▶ What is needed:
Look through the material below for "JSON". Copy every line that contains it.

▶ Stored data:
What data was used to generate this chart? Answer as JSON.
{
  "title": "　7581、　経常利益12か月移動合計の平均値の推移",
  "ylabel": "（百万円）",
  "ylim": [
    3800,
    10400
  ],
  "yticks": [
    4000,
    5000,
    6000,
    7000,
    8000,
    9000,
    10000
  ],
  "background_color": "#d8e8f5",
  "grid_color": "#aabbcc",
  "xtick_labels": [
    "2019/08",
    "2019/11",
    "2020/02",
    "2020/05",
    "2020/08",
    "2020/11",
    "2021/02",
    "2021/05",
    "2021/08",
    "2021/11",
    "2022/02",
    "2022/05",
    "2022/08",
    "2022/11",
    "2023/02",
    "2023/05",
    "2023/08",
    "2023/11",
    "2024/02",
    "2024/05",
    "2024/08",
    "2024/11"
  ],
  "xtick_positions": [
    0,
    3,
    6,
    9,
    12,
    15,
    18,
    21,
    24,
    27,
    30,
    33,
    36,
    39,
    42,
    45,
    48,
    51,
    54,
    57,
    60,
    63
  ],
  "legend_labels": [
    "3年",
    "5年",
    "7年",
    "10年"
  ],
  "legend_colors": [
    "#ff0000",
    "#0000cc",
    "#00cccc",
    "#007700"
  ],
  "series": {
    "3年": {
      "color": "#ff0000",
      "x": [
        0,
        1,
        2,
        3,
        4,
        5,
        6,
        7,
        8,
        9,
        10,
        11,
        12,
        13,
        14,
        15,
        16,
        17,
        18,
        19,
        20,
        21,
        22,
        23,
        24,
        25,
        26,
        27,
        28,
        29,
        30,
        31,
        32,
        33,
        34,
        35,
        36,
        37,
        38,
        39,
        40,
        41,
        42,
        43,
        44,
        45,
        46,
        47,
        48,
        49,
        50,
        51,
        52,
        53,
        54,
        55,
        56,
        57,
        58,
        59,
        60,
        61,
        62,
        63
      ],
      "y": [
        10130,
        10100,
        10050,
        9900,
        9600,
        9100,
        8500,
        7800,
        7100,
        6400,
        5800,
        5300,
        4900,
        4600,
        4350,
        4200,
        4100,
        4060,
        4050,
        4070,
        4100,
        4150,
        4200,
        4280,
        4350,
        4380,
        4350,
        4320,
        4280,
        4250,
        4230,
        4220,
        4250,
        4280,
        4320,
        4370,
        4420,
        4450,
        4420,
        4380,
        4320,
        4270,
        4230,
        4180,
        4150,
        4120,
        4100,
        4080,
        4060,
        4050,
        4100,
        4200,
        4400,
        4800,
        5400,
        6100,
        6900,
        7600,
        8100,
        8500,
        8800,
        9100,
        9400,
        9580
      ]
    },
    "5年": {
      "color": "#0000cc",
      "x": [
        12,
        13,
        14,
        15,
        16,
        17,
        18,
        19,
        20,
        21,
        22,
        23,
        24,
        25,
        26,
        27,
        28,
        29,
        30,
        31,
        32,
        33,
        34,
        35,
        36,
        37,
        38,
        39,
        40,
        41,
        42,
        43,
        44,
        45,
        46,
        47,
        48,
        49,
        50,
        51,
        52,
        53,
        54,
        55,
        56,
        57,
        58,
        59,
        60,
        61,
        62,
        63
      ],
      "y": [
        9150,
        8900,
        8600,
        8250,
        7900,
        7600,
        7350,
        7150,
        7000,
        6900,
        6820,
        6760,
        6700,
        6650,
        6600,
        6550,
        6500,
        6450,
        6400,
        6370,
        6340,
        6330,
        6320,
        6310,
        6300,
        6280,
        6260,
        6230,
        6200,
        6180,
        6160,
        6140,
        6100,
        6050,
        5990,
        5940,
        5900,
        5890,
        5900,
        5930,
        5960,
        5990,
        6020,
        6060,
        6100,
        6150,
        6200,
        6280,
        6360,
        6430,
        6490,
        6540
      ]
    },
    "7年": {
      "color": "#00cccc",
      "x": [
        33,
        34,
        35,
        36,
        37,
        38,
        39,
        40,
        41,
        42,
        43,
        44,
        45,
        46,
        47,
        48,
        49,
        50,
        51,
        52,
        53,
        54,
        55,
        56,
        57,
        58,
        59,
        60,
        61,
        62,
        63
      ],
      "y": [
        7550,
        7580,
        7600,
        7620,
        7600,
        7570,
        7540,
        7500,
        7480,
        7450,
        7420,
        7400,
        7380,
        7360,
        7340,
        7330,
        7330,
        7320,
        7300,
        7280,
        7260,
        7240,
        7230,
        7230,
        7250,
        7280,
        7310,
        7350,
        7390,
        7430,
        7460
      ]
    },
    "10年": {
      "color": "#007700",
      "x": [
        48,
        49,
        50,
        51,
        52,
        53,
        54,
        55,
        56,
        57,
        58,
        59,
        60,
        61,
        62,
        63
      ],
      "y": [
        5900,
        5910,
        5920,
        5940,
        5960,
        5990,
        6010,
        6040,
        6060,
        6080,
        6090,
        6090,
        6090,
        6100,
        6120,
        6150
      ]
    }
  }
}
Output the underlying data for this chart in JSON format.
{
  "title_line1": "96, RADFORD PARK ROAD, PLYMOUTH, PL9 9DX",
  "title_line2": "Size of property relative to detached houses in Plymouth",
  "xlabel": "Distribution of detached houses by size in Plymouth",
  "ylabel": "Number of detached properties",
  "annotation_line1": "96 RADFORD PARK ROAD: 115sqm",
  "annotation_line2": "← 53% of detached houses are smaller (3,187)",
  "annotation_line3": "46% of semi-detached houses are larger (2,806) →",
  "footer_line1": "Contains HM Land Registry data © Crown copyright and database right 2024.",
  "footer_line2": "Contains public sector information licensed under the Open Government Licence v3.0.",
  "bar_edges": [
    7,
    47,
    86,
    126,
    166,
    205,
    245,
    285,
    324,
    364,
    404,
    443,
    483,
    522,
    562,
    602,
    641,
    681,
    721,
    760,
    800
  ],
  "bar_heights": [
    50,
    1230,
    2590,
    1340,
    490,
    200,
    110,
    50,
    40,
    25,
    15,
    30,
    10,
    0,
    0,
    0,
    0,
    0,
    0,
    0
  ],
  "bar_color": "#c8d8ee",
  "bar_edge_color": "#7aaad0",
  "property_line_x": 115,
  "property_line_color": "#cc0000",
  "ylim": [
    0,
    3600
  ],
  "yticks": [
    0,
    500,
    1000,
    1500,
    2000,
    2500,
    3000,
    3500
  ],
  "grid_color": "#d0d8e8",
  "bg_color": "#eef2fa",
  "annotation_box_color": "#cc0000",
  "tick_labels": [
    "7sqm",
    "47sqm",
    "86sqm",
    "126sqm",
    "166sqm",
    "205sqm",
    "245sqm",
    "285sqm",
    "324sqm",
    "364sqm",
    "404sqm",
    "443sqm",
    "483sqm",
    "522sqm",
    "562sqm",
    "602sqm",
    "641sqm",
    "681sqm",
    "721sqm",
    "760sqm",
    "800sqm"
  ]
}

▶ Response below:
What data was used to generate this chart? Answer as JSON.
Output the underlying data for this chart in JSON format.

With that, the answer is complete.